Data to process:

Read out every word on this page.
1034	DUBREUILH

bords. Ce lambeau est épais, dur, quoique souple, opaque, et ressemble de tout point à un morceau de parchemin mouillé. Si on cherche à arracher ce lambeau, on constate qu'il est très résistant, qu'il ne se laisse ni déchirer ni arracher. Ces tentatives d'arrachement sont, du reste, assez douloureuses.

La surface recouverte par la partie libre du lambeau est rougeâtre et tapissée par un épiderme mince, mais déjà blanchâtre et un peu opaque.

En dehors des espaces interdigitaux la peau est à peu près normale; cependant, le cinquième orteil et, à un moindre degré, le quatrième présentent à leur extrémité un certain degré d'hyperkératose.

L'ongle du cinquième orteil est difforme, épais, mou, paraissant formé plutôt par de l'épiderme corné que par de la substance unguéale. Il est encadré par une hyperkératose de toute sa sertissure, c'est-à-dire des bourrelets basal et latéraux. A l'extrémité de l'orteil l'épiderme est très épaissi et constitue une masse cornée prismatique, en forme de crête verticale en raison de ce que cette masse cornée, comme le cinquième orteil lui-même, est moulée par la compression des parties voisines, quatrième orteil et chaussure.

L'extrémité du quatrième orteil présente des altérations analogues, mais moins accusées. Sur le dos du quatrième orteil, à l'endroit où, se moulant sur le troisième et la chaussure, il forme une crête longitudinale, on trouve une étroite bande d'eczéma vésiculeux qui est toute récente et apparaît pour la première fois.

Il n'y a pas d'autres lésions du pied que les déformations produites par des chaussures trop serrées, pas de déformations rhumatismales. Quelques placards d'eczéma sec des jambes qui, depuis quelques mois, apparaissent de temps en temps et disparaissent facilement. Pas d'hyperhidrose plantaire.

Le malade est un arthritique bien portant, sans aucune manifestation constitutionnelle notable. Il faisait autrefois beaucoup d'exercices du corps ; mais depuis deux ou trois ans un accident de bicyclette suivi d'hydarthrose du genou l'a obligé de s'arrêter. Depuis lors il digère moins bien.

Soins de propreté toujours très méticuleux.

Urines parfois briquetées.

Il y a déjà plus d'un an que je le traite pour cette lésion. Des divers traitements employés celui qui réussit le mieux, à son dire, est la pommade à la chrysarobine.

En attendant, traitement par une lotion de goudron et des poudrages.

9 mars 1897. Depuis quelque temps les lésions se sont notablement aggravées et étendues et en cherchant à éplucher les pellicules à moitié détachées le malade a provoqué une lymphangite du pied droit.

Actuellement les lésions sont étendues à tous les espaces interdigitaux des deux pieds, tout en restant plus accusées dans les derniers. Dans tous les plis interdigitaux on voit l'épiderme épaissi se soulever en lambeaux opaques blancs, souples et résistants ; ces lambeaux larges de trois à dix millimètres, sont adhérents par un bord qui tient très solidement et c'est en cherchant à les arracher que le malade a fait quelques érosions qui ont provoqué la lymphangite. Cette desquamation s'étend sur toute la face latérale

Exercise description: Extract the whole listing, character for character.

Result:
Read out every word on this page.
1034	DUBREUILH

bords. Ce lambeau est épais, dur, quoique souple, opaque, et ressemble de tout point à un morceau de parchemin mouillé. Si on cherche à arracher ce lambeau, on constate qu'il est très résistant, qu'il ne se laisse ni déchirer ni arracher. Ces tentatives d'arrachement sont, du reste, assez douloureuses.

La surface recouverte par la partie libre du lambeau est rougeâtre et tapissée par un épiderme mince, mais déjà blanchâtre et un peu opaque.

En dehors des espaces interdigitaux la peau est à peu près normale; cependant, le cinquième orteil et, à un moindre degré, le quatrième présentent à leur extrémité un certain degré d'hyperkératose.

L'ongle du cinquième orteil est difforme, épais, mou, paraissant formé plutôt par de l'épiderme corné que par de la substance unguéale. Il est encadré par une hyperkératose de toute sa sertissure, c'est-à-dire des bourrelets basal et latéraux. A l'extrémité de l'orteil l'épiderme est très épaissi et constitue une masse cornée prismatique, en forme de crête verticale en raison de ce que cette masse cornée, comme le cinquième orteil lui-même, est moulée par la compression des parties voisines, quatrième orteil et chaussure.

L'extrémité du quatrième orteil présente des altérations analogues, mais moins accusées. Sur le dos du quatrième orteil, à l'endroit où, se moulant sur le troisième et la chaussure, il forme une crête longitudinale, on trouve une étroite bande d'eczéma vésiculeux qui est toute récente et apparaît pour la première fois.

Il n'y a pas d'autres lésions du pied que les déformations produites par des chaussures trop serrées, pas de déformations rhumatismales. Quelques placards d'eczéma sec des jambes qui, depuis quelques mois, apparaissent de temps en temps et disparaissent facilement. Pas d'hyperhidrose plantaire.

Le malade est un arthritique bien portant, sans aucune manifestation constitutionnelle notable. Il faisait autrefois beaucoup d'exercices du corps ; mais depuis deux ou trois ans un accident de bicyclette suivi d'hydarthrose du genou l'a obligé de s'arrêter. Depuis lors il digère moins bien.

Soins de propreté toujours très méticuleux.

Urines parfois briquetées.

Il y a déjà plus d'un an que je le traite pour cette lésion. Des divers traitements employés celui qui réussit le mieux, à son dire, est la pommade à la chrysarobine.

En attendant, traitement par une lotion de goudron et des poudrages.

9 mars 1897. Depuis quelque temps les lésions se sont notablement aggravées et étendues et en cherchant à éplucher les pellicules à moitié détachées le malade a provoqué une lymphangite du pied droit.

Actuellement les lésions sont étendues à tous les espaces interdigitaux des deux pieds, tout en restant plus accusées dans les derniers. Dans tous les plis interdigitaux on voit l'épiderme épaissi se soulever en lambeaux opaques blancs, souples et résistants ; ces lambeaux larges de trois à dix millimètres, sont adhérents par un bord qui tient très solidement et c'est en cherchant à les arracher que le malade a fait quelques érosions qui ont provoqué la lymphangite. Cette desquamation s'étend sur toute la face latérale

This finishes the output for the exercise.